■ **Exercise requirements**:
Look for the string "xlabel" in every line, and copy each line that has it.

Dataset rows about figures
....

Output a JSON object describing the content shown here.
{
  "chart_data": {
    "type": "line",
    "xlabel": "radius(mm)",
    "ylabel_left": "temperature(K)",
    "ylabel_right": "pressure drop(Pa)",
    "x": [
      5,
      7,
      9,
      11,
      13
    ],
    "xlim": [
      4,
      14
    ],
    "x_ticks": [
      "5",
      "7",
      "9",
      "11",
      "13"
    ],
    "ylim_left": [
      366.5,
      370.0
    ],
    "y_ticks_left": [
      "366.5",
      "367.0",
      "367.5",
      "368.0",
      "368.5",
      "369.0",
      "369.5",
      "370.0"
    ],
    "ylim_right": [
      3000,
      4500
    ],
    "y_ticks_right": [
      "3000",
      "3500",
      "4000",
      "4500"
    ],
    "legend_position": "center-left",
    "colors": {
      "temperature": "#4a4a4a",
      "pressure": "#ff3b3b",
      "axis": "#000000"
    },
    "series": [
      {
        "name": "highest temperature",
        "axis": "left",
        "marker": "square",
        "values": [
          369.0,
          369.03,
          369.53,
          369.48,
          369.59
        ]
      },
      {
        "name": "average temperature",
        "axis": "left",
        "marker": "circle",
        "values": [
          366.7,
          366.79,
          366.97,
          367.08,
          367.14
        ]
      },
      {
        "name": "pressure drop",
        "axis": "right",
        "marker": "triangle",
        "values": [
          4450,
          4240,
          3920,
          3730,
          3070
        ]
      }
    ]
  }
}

....

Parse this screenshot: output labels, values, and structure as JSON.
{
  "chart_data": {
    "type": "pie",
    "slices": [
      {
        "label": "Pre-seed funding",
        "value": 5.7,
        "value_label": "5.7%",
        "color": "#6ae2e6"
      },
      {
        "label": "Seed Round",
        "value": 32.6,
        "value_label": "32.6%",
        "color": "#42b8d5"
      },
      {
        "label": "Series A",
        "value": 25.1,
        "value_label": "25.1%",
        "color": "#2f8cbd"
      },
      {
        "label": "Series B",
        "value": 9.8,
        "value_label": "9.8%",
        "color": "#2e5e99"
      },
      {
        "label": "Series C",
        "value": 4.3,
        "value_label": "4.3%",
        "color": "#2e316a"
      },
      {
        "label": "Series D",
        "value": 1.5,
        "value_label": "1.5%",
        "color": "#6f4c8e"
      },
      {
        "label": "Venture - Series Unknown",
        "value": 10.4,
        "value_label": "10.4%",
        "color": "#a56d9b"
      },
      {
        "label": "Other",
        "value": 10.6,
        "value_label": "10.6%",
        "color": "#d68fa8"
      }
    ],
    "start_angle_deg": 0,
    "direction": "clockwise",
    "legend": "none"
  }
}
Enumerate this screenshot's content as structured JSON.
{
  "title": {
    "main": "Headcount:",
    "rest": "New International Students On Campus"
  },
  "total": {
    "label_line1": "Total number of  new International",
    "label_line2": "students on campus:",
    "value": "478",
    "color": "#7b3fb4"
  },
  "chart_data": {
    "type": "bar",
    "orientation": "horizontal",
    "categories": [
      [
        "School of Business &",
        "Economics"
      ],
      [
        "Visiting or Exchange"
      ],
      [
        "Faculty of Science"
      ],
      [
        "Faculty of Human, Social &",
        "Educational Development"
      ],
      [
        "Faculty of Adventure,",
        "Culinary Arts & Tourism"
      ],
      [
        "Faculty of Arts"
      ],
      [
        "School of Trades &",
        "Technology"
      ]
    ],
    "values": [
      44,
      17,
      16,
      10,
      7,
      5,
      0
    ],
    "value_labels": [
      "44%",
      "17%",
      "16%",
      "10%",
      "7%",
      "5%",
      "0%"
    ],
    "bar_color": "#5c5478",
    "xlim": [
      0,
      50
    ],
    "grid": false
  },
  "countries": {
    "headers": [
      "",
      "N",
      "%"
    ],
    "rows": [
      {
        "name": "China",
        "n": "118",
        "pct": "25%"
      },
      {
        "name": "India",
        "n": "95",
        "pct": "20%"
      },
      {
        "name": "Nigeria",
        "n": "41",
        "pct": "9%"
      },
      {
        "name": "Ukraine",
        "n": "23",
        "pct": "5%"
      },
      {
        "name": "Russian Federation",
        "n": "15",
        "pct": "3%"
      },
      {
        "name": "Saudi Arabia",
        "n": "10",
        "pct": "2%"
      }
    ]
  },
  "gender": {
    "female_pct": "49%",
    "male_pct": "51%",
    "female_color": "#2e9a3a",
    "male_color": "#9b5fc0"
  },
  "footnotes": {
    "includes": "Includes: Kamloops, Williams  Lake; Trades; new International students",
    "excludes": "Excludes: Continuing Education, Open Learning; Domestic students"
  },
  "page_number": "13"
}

....

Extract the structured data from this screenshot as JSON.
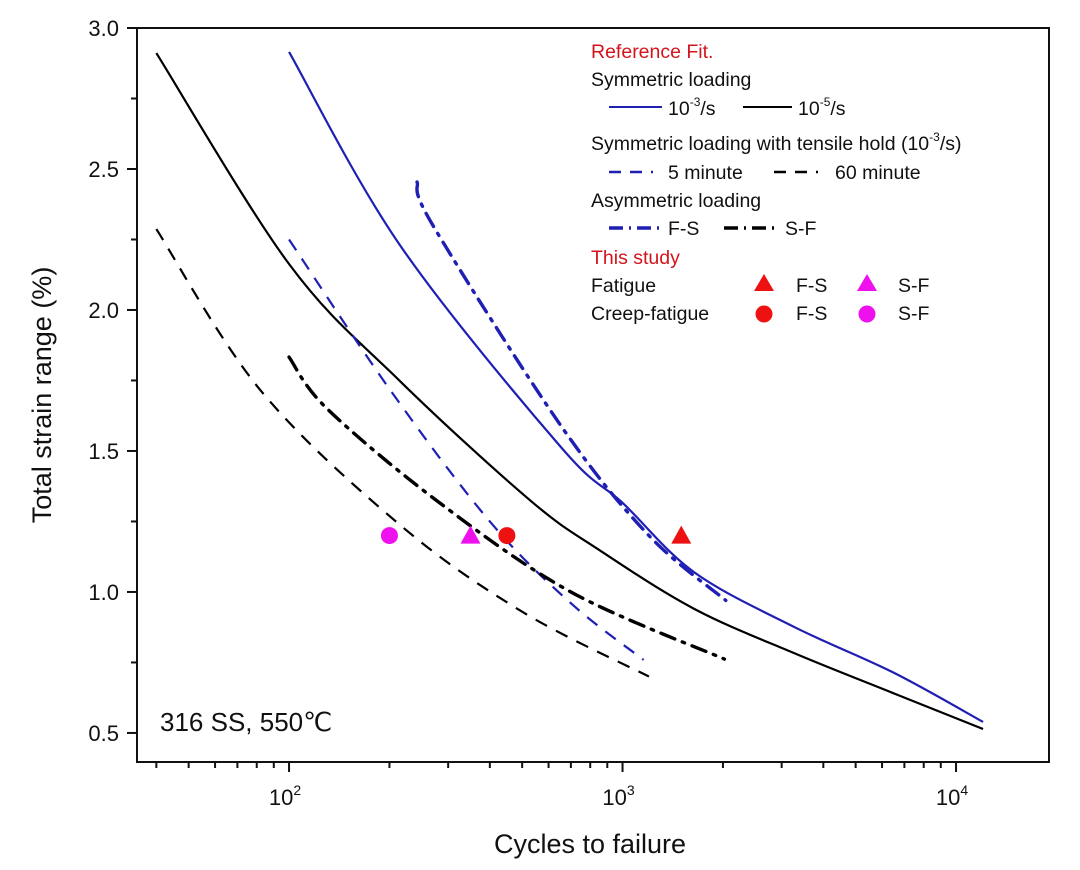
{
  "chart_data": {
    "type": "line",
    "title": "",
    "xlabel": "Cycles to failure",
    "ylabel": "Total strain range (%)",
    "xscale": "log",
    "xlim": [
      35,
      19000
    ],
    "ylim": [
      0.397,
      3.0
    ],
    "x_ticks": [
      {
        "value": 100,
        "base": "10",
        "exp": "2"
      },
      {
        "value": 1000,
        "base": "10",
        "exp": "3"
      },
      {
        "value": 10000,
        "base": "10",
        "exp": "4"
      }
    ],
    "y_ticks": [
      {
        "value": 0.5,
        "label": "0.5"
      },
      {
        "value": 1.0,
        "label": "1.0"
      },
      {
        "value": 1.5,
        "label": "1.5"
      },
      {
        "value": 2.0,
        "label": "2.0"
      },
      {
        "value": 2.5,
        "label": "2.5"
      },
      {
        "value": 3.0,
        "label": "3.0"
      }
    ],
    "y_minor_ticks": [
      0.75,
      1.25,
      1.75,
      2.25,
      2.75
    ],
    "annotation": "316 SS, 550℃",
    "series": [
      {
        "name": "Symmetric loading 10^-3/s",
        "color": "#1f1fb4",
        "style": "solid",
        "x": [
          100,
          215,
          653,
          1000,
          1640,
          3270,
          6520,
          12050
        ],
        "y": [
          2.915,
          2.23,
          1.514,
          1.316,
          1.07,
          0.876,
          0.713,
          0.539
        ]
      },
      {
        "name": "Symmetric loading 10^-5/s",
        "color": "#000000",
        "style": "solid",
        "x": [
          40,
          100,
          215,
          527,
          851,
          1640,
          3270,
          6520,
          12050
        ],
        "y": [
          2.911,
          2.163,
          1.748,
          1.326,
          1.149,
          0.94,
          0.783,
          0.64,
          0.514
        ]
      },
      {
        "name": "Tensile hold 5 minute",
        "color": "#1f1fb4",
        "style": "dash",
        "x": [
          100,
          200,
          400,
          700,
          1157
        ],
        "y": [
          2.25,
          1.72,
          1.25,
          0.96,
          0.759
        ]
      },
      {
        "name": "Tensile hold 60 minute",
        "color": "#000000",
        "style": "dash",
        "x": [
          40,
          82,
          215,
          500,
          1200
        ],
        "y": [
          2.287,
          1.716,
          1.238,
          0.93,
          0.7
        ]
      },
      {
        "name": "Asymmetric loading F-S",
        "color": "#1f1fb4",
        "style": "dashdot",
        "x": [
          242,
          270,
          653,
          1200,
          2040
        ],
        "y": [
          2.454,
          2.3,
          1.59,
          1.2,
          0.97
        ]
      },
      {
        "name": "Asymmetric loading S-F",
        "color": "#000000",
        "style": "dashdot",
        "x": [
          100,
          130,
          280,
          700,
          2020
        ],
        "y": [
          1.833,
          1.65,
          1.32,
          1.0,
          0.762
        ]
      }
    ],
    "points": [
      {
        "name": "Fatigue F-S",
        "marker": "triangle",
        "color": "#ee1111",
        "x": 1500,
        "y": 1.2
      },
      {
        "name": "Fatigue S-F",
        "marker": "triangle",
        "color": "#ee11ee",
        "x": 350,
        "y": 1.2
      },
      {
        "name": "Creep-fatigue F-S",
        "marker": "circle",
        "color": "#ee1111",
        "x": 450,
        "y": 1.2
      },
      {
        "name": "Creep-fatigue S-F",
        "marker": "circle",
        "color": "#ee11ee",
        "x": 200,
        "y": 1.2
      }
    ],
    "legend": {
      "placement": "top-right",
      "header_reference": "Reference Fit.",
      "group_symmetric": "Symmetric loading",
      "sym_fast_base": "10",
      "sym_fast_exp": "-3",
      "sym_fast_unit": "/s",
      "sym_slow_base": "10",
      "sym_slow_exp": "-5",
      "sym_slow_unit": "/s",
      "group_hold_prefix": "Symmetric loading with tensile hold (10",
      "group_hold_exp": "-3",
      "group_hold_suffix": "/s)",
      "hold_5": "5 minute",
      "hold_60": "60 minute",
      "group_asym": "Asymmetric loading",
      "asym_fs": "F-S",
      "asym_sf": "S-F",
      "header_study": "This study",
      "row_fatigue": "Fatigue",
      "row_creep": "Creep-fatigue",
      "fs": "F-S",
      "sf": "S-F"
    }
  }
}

....

■ **Solution for this problem**:
    "xlabel": "radius(mm)",
    "xlabel": "Cycles to failure",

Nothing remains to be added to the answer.